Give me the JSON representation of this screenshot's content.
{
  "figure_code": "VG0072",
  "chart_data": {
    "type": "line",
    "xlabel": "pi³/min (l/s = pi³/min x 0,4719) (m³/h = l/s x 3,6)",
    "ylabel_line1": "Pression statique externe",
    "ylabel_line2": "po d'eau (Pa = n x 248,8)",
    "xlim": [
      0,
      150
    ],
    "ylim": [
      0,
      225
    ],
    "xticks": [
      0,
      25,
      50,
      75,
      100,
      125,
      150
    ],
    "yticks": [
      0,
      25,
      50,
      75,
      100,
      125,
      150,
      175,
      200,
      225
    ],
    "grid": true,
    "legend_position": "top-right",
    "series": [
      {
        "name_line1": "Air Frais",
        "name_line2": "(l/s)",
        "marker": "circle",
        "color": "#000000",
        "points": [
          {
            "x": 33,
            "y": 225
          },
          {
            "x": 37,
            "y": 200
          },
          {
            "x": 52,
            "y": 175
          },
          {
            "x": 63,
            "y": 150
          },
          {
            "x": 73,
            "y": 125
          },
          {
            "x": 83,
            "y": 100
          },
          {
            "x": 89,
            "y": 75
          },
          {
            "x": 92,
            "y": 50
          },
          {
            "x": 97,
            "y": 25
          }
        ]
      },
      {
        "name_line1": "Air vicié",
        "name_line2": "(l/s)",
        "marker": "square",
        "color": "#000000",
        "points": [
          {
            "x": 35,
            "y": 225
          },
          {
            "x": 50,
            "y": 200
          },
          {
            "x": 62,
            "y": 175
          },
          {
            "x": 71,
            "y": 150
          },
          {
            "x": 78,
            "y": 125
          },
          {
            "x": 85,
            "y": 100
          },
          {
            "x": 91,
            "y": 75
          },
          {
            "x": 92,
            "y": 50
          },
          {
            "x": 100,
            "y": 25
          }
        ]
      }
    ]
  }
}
========================================
# EXERCISE TASK:
Write out the records shown above, exactly as they appear.

# FINAL RESULT:
Give me the JSON representation of this screenshot's content.
{
  "figure_code": "VG0072",
  "chart_data": {
    "type": "line",
    "xlabel": "pi³/min (l/s = pi³/min x 0,4719) (m³/h = l/s x 3,6)",
    "ylabel_line1": "Pression statique externe",
    "ylabel_line2": "po d'eau (Pa = n x 248,8)",
    "xlim": [
      0,
      150
    ],
    "ylim": [
      0,
      225
    ],
    "xticks": [
      0,
      25,
      50,
      75,
      100,
      125,
      150
    ],
    "yticks": [
      0,
      25,
      50,
      75,
      100,
      125,
      150,
      175,
      200,
      225
    ],
    "grid": true,
    "legend_position": "top-right",
    "series": [
      {
        "name_line1": "Air Frais",
        "name_line2": "(l/s)",
        "marker": "circle",
        "color": "#000000",
        "points": [
          {
            "x": 33,
            "y": 225
          },
          {
            "x": 37,
            "y": 200
          },
          {
            "x": 52,
            "y": 175
          },
          {
            "x": 63,
            "y": 150
          },
          {
            "x": 73,
            "y": 125
          },
          {
            "x": 83,
            "y": 100
          },
          {
            "x": 89,
            "y": 75
          },
          {
            "x": 92,
            "y": 50
          },
          {
            "x": 97,
            "y": 25
          }
        ]
      },
      {
        "name_line1": "Air vicié",
        "name_line2": "(l/s)",
        "marker": "square",
        "color": "#000000",
        "points": [
          {
            "x": 35,
            "y": 225
          },
          {
            "x": 50,
            "y": 200
          },
          {
            "x": 62,
            "y": 175
          },
          {
            "x": 71,
            "y": 150
          },
          {
            "x": 78,
            "y": 125
          },
          {
            "x": 85,
            "y": 100
          },
          {
            "x": 91,
            "y": 75
          },
          {
            "x": 92,
            "y": 50
          },
          {
            "x": 100,
            "y": 25
          }
        ]
      }
    ]
  }
}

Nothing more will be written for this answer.